Material to process:

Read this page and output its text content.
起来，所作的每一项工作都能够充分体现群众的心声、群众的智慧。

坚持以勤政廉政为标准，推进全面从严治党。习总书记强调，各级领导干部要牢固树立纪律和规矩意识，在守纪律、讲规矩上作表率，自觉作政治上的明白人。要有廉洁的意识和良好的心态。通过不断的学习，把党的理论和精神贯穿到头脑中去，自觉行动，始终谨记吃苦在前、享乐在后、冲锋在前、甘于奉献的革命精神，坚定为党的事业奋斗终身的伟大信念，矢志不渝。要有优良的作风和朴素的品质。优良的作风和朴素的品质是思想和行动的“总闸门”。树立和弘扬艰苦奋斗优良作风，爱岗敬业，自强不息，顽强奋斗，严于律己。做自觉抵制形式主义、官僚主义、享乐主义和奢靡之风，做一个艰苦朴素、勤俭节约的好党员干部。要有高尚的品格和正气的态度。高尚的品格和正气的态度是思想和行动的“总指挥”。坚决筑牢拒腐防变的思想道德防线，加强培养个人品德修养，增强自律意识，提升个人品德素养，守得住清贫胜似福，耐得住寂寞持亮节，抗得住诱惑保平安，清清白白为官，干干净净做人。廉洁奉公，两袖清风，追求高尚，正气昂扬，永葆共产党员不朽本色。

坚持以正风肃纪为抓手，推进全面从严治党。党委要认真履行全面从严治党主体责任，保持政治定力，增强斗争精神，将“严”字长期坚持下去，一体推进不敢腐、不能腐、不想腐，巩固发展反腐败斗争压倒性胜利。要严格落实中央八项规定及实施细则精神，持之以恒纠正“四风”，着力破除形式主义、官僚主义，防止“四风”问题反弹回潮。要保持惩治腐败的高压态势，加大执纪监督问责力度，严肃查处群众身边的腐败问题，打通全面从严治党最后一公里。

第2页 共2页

Written request: Repeat every line of the records above exactly.

Task result:
Read this page and output its text content.
起来，所作的每一项工作都能够充分体现群众的心声、群众的智慧。

坚持以勤政廉政为标准，推进全面从严治党。习总书记强调，各级领导干部要牢固树立纪律和规矩意识，在守纪律、讲规矩上作表率，自觉作政治上的明白人。要有廉洁的意识和良好的心态。通过不断的学习，把党的理论和精神贯穿到头脑中去，自觉行动，始终谨记吃苦在前、享乐在后、冲锋在前、甘于奉献的革命精神，坚定为党的事业奋斗终身的伟大信念，矢志不渝。要有优良的作风和朴素的品质。优良的作风和朴素的品质是思想和行动的“总闸门”。树立和弘扬艰苦奋斗优良作风，爱岗敬业，自强不息，顽强奋斗，严于律己。做自觉抵制形式主义、官僚主义、享乐主义和奢靡之风，做一个艰苦朴素、勤俭节约的好党员干部。要有高尚的品格和正气的态度。高尚的品格和正气的态度是思想和行动的“总指挥”。坚决筑牢拒腐防变的思想道德防线，加强培养个人品德修养，增强自律意识，提升个人品德素养，守得住清贫胜似福，耐得住寂寞持亮节，抗得住诱惑保平安，清清白白为官，干干净净做人。廉洁奉公，两袖清风，追求高尚，正气昂扬，永葆共产党员不朽本色。

坚持以正风肃纪为抓手，推进全面从严治党。党委要认真履行全面从严治党主体责任，保持政治定力，增强斗争精神，将“严”字长期坚持下去，一体推进不敢腐、不能腐、不想腐，巩固发展反腐败斗争压倒性胜利。要严格落实中央八项规定及实施细则精神，持之以恒纠正“四风”，着力破除形式主义、官僚主义，防止“四风”问题反弹回潮。要保持惩治腐败的高压态势，加大执纪监督问责力度，严肃查处群众身边的腐败问题，打通全面从严治党最后一公里。

第2页 共2页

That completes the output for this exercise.